• GIVEN REQUEST: From the listing below, copy every line with the word "küçük".

[Start DATA]

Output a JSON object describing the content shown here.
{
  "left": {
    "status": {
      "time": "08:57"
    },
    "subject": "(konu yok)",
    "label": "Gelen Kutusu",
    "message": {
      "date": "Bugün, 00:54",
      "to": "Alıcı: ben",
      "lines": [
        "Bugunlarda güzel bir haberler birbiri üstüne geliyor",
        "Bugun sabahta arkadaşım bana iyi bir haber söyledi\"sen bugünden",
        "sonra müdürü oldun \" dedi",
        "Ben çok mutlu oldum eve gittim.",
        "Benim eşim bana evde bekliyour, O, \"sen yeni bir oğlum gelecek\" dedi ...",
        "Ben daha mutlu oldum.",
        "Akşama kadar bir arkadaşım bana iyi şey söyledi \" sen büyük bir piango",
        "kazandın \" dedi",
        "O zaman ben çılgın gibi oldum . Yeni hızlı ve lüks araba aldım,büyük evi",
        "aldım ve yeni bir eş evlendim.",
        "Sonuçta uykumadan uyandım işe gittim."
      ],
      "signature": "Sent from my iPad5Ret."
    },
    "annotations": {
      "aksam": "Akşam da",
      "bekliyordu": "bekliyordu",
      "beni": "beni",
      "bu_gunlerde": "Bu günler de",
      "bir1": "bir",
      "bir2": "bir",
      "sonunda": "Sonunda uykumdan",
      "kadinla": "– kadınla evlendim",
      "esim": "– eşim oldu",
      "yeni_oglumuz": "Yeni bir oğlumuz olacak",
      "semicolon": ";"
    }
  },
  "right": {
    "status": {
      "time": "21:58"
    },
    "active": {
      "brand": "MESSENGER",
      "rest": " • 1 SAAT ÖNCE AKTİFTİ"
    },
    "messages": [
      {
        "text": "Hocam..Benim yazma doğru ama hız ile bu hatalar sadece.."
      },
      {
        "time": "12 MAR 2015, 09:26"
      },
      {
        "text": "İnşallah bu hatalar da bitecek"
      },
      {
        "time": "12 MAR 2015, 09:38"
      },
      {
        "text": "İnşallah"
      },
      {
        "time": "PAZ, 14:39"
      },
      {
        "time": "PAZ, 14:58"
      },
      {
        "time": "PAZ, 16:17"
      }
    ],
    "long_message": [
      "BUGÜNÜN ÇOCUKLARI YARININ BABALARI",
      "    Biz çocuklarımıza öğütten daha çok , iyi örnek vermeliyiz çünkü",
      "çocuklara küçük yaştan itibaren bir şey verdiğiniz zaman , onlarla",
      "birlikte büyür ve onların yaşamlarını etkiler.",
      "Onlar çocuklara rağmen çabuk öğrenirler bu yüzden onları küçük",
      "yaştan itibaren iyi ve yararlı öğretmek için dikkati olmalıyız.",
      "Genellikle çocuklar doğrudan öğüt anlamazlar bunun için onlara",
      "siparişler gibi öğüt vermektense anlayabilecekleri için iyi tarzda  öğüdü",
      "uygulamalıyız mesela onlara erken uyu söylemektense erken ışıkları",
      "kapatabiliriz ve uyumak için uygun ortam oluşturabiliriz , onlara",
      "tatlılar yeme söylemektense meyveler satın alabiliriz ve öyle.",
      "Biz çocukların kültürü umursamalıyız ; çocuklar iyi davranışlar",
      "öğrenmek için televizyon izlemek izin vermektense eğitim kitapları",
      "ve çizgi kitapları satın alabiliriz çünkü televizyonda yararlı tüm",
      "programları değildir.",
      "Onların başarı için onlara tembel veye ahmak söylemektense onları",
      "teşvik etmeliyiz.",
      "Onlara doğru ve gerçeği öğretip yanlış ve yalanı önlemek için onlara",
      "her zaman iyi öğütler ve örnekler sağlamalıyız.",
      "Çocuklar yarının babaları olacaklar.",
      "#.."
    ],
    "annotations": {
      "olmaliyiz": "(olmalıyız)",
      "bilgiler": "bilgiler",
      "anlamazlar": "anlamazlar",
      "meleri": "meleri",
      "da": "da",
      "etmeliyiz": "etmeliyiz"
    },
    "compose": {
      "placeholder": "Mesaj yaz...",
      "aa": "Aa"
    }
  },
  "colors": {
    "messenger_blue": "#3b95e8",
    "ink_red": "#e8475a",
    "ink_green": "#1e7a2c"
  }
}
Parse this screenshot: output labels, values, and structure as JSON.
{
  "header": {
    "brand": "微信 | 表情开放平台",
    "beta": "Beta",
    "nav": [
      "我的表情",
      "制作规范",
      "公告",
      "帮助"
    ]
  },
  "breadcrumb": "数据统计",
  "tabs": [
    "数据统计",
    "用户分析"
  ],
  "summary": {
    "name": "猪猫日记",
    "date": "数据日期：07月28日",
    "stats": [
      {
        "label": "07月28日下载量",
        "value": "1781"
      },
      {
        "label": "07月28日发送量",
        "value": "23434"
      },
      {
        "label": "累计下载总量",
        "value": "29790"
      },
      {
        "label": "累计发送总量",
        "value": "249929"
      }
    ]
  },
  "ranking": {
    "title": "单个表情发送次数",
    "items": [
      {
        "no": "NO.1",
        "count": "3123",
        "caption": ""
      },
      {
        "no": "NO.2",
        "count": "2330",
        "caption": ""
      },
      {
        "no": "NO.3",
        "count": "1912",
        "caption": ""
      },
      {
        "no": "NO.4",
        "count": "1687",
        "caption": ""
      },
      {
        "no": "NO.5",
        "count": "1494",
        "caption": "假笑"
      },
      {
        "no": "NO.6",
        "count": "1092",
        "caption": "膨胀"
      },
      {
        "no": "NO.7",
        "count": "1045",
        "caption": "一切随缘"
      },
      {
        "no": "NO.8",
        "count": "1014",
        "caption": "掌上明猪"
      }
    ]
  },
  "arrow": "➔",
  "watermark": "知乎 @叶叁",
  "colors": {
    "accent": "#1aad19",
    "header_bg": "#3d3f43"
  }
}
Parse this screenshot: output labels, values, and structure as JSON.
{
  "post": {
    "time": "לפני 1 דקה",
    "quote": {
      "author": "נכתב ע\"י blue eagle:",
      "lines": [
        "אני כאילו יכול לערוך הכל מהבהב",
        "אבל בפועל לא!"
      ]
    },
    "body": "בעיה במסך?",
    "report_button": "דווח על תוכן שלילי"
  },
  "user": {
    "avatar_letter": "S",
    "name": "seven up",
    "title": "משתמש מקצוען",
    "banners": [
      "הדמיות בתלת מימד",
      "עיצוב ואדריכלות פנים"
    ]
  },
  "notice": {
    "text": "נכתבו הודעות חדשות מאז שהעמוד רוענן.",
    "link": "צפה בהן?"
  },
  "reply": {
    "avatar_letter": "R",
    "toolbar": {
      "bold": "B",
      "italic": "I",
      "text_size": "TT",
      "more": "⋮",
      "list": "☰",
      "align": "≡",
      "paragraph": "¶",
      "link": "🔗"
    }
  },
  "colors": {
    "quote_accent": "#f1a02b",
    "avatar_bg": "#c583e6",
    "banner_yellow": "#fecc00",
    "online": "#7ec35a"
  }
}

[End DATA]

• ANSWER TO THE TASK:
      "çocuklara küçük yaştan itibaren bir şey verdiğiniz zaman , onlarla",
      "Onlar çocuklara rağmen çabuk öğrenirler bu yüzden onları küçük",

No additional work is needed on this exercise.